Start of Dataset content

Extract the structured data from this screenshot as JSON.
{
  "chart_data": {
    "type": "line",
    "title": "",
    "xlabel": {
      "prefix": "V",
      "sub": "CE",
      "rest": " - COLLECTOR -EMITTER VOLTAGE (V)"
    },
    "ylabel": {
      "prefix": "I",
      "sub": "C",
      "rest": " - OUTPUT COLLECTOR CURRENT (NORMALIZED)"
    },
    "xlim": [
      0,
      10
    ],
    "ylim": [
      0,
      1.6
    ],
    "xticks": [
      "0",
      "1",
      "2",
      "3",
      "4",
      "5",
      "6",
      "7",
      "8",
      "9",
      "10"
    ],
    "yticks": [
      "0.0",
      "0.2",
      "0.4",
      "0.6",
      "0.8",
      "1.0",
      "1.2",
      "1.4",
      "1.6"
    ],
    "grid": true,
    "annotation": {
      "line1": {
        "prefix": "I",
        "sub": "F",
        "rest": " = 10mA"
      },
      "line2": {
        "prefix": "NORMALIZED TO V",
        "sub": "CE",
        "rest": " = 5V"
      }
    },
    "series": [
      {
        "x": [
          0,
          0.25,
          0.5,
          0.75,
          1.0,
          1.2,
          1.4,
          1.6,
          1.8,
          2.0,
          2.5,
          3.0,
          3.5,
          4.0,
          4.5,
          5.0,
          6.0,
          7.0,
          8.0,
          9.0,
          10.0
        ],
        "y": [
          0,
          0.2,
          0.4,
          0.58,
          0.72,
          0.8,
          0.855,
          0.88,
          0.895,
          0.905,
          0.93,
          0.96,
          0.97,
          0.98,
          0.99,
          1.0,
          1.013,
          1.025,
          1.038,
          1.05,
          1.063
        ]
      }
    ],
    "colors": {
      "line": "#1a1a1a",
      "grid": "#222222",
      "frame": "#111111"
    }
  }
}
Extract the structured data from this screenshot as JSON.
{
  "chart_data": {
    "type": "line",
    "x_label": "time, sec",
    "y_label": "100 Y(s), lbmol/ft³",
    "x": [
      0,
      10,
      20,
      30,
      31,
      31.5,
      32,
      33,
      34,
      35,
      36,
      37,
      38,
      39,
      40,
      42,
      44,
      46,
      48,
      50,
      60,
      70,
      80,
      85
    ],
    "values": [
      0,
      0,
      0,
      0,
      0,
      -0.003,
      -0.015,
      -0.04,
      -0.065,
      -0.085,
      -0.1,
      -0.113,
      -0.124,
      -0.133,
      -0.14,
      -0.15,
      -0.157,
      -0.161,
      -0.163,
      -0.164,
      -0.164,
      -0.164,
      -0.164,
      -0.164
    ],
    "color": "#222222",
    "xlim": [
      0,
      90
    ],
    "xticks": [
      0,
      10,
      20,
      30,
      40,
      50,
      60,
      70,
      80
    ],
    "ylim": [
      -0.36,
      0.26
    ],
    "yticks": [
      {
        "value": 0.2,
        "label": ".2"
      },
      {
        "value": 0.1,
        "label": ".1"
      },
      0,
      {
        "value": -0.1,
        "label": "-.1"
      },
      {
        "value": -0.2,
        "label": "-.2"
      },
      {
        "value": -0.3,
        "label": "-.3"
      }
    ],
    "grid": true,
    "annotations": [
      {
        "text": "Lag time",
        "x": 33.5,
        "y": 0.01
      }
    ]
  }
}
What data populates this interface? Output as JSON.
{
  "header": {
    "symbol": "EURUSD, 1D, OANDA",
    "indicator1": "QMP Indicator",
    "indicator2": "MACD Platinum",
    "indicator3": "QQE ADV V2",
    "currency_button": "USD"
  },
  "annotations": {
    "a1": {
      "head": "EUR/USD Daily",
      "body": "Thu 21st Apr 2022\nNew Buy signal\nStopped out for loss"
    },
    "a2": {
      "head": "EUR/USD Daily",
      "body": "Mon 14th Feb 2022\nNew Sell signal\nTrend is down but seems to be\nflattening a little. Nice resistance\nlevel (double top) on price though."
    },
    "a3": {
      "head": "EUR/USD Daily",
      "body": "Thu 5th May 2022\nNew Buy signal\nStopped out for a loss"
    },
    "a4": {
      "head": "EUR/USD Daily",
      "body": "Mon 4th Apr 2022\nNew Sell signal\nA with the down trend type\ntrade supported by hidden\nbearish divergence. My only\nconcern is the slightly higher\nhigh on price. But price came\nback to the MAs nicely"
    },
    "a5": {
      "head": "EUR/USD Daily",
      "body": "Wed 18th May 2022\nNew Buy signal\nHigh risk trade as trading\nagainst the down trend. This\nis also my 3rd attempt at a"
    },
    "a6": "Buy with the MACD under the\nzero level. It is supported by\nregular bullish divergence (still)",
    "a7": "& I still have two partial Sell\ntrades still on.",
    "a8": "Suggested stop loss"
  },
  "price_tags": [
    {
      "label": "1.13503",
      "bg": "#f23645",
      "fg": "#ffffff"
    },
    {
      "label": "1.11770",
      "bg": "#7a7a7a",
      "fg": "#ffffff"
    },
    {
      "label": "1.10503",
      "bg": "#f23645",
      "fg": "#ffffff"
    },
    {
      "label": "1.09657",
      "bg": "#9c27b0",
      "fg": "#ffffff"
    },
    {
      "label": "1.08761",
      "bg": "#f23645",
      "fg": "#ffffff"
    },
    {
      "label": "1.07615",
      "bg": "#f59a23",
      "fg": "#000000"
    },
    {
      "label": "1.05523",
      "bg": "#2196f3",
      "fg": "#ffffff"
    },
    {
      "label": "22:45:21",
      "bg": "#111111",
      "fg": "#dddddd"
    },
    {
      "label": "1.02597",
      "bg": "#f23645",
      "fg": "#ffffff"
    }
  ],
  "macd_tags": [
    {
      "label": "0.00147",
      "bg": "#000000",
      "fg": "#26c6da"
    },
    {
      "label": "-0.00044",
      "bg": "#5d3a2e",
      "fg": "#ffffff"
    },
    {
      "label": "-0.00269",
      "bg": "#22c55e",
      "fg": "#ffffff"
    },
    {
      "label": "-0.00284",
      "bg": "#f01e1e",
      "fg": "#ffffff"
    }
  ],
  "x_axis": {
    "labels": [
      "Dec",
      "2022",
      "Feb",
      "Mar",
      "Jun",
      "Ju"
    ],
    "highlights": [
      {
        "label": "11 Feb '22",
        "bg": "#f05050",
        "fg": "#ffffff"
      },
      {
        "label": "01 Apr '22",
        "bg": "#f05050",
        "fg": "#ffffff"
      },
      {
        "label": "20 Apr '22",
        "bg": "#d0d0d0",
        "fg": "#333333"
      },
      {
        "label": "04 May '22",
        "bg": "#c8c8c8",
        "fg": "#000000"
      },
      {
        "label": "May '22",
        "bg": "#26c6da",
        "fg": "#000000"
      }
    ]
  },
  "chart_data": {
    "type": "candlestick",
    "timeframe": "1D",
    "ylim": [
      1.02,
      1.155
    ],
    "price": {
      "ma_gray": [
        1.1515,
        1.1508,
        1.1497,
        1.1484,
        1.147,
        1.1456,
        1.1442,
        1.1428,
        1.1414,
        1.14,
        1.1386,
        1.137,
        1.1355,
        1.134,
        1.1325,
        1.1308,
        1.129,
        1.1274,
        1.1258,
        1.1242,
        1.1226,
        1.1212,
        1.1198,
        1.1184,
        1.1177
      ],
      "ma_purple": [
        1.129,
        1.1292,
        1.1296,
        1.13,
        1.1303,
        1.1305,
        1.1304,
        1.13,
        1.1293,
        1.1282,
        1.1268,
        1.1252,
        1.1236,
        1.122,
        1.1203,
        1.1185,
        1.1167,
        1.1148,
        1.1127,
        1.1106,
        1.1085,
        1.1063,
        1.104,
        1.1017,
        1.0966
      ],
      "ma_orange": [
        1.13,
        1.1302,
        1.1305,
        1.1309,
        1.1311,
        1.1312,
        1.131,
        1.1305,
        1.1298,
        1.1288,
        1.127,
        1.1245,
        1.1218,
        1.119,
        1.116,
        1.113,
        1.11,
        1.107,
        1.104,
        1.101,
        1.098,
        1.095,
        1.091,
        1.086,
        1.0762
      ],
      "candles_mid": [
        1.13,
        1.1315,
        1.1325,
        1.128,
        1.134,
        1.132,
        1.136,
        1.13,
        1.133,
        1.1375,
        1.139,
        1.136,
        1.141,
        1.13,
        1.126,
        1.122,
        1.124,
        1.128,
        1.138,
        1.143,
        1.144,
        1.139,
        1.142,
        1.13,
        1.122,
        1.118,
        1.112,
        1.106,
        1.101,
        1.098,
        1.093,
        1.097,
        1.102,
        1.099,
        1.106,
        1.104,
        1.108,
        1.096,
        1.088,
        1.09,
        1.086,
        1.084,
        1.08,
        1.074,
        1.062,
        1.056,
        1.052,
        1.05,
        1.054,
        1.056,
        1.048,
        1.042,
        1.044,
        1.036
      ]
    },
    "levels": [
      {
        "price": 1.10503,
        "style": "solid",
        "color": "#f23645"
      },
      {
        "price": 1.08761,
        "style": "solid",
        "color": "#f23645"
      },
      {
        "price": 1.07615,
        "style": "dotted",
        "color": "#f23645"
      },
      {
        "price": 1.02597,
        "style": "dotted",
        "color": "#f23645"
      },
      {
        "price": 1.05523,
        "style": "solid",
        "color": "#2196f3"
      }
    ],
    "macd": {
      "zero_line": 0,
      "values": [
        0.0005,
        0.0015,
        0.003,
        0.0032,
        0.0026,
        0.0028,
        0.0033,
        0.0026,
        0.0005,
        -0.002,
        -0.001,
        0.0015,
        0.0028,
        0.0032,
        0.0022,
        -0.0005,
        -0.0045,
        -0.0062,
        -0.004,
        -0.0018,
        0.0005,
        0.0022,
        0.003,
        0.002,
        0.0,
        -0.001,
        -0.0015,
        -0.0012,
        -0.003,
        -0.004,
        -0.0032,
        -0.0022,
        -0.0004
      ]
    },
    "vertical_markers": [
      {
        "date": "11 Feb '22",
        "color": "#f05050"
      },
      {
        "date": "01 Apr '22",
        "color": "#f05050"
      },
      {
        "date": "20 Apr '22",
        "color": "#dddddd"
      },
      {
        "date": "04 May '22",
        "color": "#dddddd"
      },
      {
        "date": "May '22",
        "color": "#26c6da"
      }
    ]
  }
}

End of Dataset content

[What is needed]
Pull every line containing "down" from the data.

[Complete answer]
      "body": "Mon 14th Feb 2022\nNew Sell signal\nTrend is down but seems to be\nflattening a little. Nice resistance\nlevel (double top) on price though."
      "body": "Mon 4th Apr 2022\nNew Sell signal\nA with the down trend type\ntrade supported by hidden\nbearish divergence. My only\nconcern is the slightly higher\nhigh on price. But price came\nback to the MAs nicely"
      "body": "Wed 18th May 2022\nNew Buy signal\nHigh risk trade as trading\nagainst the down trend. This\nis also my 3rd attempt at a"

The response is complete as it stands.